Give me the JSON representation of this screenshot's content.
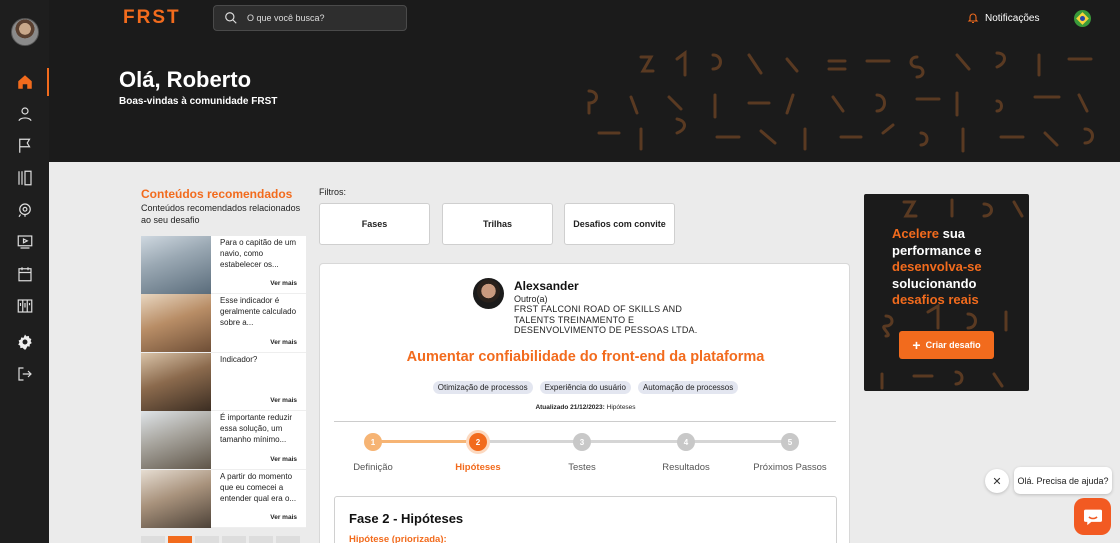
{
  "brand": {
    "logo": "FRST",
    "accent": "#f26b1d"
  },
  "search": {
    "placeholder": "O que você busca?"
  },
  "topbar": {
    "notifications_label": "Notificações"
  },
  "hero": {
    "title": "Olá, Roberto",
    "subtitle": "Boas-vindas à comunidade FRST"
  },
  "sidebar": {
    "items": [
      {
        "icon": "home-icon",
        "active": true
      },
      {
        "icon": "user-icon"
      },
      {
        "icon": "flag-icon"
      },
      {
        "icon": "library-icon"
      },
      {
        "icon": "rocket-icon"
      },
      {
        "icon": "video-icon"
      },
      {
        "icon": "calendar-icon"
      },
      {
        "icon": "kanban-icon"
      },
      {
        "icon": "gear-icon"
      },
      {
        "icon": "logout-icon"
      }
    ]
  },
  "recommended": {
    "title": "Conteúdos recomendados",
    "subtitle": "Conteúdos recomendados relacionados ao seu desafio",
    "items": [
      {
        "text": "Para o capitão de um navio, como estabelecer os...",
        "more": "Ver mais"
      },
      {
        "text": "Esse indicador é geralmente calculado sobre a...",
        "more": "Ver mais"
      },
      {
        "text": "Indicador?",
        "more": "Ver mais"
      },
      {
        "text": "É importante reduzir essa solução, um tamanho mínimo...",
        "more": "Ver mais"
      },
      {
        "text": "A partir do momento que eu comecei a entender qual era o...",
        "more": "Ver mais"
      }
    ]
  },
  "filters": {
    "label": "Filtros:",
    "buttons": [
      "Fases",
      "Trilhas",
      "Desafios com convite"
    ]
  },
  "challenge": {
    "author": "Alexsander",
    "role": "Outro(a)",
    "company": "FRST FALCONI ROAD OF SKILLS AND TALENTS TREINAMENTO E DESENVOLVIMENTO DE PESSOAS LTDA.",
    "title": "Aumentar confiabilidade do front-end da plataforma",
    "tags": [
      "Otimização de processos",
      "Experiência do usuário",
      "Automação de processos"
    ],
    "updated_prefix": "Atualizado 21/12/2023:",
    "updated_phase": "Hipóteses",
    "steps": [
      {
        "num": "1",
        "label": "Definição",
        "state": "done"
      },
      {
        "num": "2",
        "label": "Hipóteses",
        "state": "current"
      },
      {
        "num": "3",
        "label": "Testes",
        "state": "todo"
      },
      {
        "num": "4",
        "label": "Resultados",
        "state": "todo"
      },
      {
        "num": "5",
        "label": "Próximos Passos",
        "state": "todo"
      }
    ],
    "phase_title": "Fase 2 - Hipóteses",
    "phase_sub": "Hipótese (priorizada):"
  },
  "promo": {
    "line1_o": "Acelere",
    "line1_w": " sua performance e ",
    "line2_o": "desenvolva-se",
    "line3_w": " solucionando ",
    "line4_o": "desafios reais",
    "button": "Criar desafio"
  },
  "chat": {
    "close": "✕",
    "bubble": "Olá. Precisa de ajuda?"
  }
}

• • • • • • •

**Short exercise:** Extract the full listing above verbatim; pictures are to be left out of the copy.

**Solution below:**
Give me the JSON representation of this screenshot's content.
{
  "brand": {
    "logo": "FRST",
    "accent": "#f26b1d"
  },
  "search": {
    "placeholder": "O que você busca?"
  },
  "topbar": {
    "notifications_label": "Notificações"
  },
  "hero": {
    "title": "Olá, Roberto",
    "subtitle": "Boas-vindas à comunidade FRST"
  },
  "sidebar": {
    "items": [
      {
        "icon": "home-icon",
        "active": true
      },
      {
        "icon": "user-icon"
      },
      {
        "icon": "flag-icon"
      },
      {
        "icon": "library-icon"
      },
      {
        "icon": "rocket-icon"
      },
      {
        "icon": "video-icon"
      },
      {
        "icon": "calendar-icon"
      },
      {
        "icon": "kanban-icon"
      },
      {
        "icon": "gear-icon"
      },
      {
        "icon": "logout-icon"
      }
    ]
  },
  "recommended": {
    "title": "Conteúdos recomendados",
    "subtitle": "Conteúdos recomendados relacionados ao seu desafio",
    "items": [
      {
        "text": "Para o capitão de um navio, como estabelecer os...",
        "more": "Ver mais"
      },
      {
        "text": "Esse indicador é geralmente calculado sobre a...",
        "more": "Ver mais"
      },
      {
        "text": "Indicador?",
        "more": "Ver mais"
      },
      {
        "text": "É importante reduzir essa solução, um tamanho mínimo...",
        "more": "Ver mais"
      },
      {
        "text": "A partir do momento que eu comecei a entender qual era o...",
        "more": "Ver mais"
      }
    ]
  },
  "filters": {
    "label": "Filtros:",
    "buttons": [
      "Fases",
      "Trilhas",
      "Desafios com convite"
    ]
  },
  "challenge": {
    "author": "Alexsander",
    "role": "Outro(a)",
    "company": "FRST FALCONI ROAD OF SKILLS AND TALENTS TREINAMENTO E DESENVOLVIMENTO DE PESSOAS LTDA.",
    "title": "Aumentar confiabilidade do front-end da plataforma",
    "tags": [
      "Otimização de processos",
      "Experiência do usuário",
      "Automação de processos"
    ],
    "updated_prefix": "Atualizado 21/12/2023:",
    "updated_phase": "Hipóteses",
    "steps": [
      {
        "num": "1",
        "label": "Definição",
        "state": "done"
      },
      {
        "num": "2",
        "label": "Hipóteses",
        "state": "current"
      },
      {
        "num": "3",
        "label": "Testes",
        "state": "todo"
      },
      {
        "num": "4",
        "label": "Resultados",
        "state": "todo"
      },
      {
        "num": "5",
        "label": "Próximos Passos",
        "state": "todo"
      }
    ],
    "phase_title": "Fase 2 - Hipóteses",
    "phase_sub": "Hipótese (priorizada):"
  },
  "promo": {
    "line1_o": "Acelere",
    "line1_w": " sua performance e ",
    "line2_o": "desenvolva-se",
    "line3_w": " solucionando ",
    "line4_o": "desafios reais",
    "button": "Criar desafio"
  },
  "chat": {
    "close": "✕",
    "bubble": "Olá. Precisa de ajuda?"
  }
}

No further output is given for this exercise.